Items from a figure collection:

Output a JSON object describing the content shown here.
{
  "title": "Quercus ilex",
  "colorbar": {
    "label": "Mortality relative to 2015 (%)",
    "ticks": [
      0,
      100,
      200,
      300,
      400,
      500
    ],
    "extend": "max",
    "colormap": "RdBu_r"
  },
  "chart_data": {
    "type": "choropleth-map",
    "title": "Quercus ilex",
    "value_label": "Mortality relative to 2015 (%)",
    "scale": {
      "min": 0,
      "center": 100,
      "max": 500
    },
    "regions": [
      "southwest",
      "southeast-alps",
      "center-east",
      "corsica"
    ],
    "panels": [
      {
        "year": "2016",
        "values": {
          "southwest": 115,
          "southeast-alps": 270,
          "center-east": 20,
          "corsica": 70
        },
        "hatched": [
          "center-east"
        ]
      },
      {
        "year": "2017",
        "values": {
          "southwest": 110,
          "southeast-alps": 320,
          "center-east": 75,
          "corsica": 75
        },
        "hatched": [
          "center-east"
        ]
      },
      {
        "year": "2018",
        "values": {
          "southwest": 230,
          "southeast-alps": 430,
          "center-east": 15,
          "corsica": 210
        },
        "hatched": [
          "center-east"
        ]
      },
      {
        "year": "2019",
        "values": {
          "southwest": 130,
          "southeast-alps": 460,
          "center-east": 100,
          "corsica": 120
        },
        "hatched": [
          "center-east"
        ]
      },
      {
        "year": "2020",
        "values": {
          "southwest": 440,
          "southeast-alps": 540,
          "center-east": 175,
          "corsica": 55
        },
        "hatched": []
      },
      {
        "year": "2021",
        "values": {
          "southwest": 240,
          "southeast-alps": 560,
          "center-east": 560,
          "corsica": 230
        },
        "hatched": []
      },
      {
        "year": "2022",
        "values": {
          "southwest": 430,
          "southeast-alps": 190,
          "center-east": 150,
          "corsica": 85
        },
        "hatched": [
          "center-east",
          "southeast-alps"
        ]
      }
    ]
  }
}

▸ WRITTEN INSTRUCTION
Your task is to gather every line with the word "southwest" and copy it.

▸ SOLUTION FOR THIS PROBLEM
      "southwest",
          "southwest": 115,
          "southwest": 110,
          "southwest": 230,
          "southwest": 130,
          "southwest": 440,
          "southwest": 240,
          "southwest": 430,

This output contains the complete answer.